* [YOUR OBJECTIVE] Repeat what the lines below say, word for word, and skip every image.

* [DATA ROWS]

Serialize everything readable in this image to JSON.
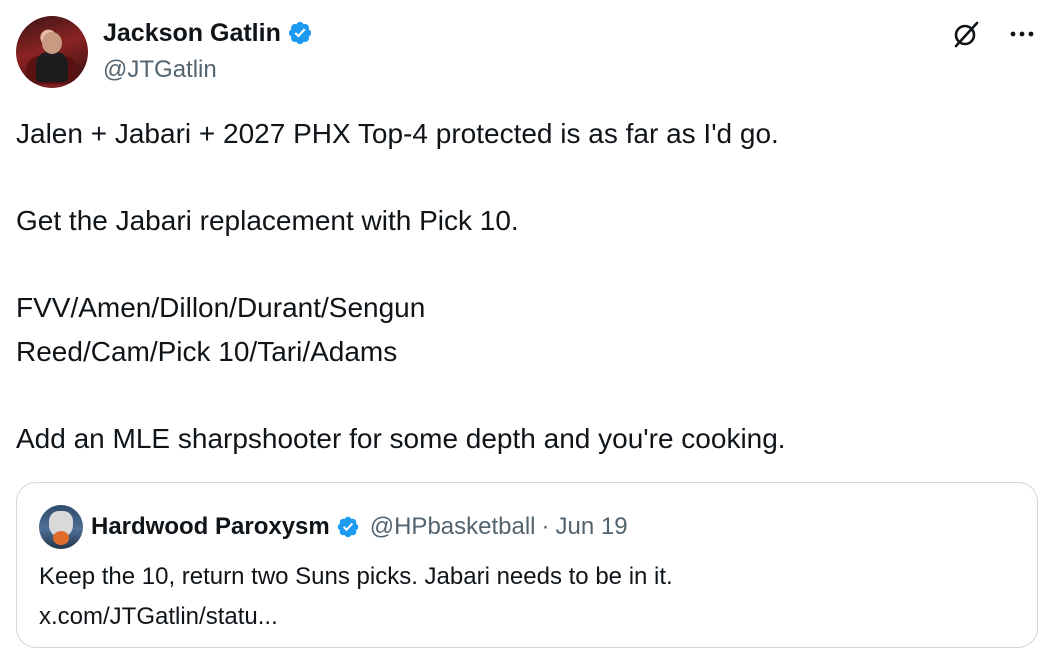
{
  "author": {
    "name": "Jackson Gatlin",
    "handle": "@JTGatlin",
    "verified": true
  },
  "icons": {
    "verified": "verified-badge-icon",
    "grok": "grok-icon",
    "more": "more-options-icon"
  },
  "colors": {
    "verified_blue": "#1d9bf0",
    "text_primary": "#0f1419",
    "text_secondary": "#536471",
    "border": "#cfd9de"
  },
  "tweet": {
    "lines": [
      "Jalen + Jabari + 2027 PHX Top-4 protected is as far as I'd go.",
      "",
      "Get the Jabari replacement with Pick 10.",
      "",
      "FVV/Amen/Dillon/Durant/Sengun",
      "Reed/Cam/Pick 10/Tari/Adams",
      "",
      "Add an MLE sharpshooter for some depth and you're cooking."
    ]
  },
  "quote": {
    "name": "Hardwood Paroxysm",
    "handle": "@HPbasketball",
    "separator": "·",
    "date": "Jun 19",
    "text": "Keep the 10, return two Suns picks. Jabari needs to be in it.",
    "link": "x.com/JTGatlin/statu..."
  }
}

* [COMPLETE OUTPUT]
Serialize everything readable in this image to JSON.
{
  "author": {
    "name": "Jackson Gatlin",
    "handle": "@JTGatlin",
    "verified": true
  },
  "icons": {
    "verified": "verified-badge-icon",
    "grok": "grok-icon",
    "more": "more-options-icon"
  },
  "colors": {
    "verified_blue": "#1d9bf0",
    "text_primary": "#0f1419",
    "text_secondary": "#536471",
    "border": "#cfd9de"
  },
  "tweet": {
    "lines": [
      "Jalen + Jabari + 2027 PHX Top-4 protected is as far as I'd go.",
      "",
      "Get the Jabari replacement with Pick 10.",
      "",
      "FVV/Amen/Dillon/Durant/Sengun",
      "Reed/Cam/Pick 10/Tari/Adams",
      "",
      "Add an MLE sharpshooter for some depth and you're cooking."
    ]
  },
  "quote": {
    "name": "Hardwood Paroxysm",
    "handle": "@HPbasketball",
    "separator": "·",
    "date": "Jun 19",
    "text": "Keep the 10, return two Suns picks. Jabari needs to be in it.",
    "link": "x.com/JTGatlin/statu..."
  }
}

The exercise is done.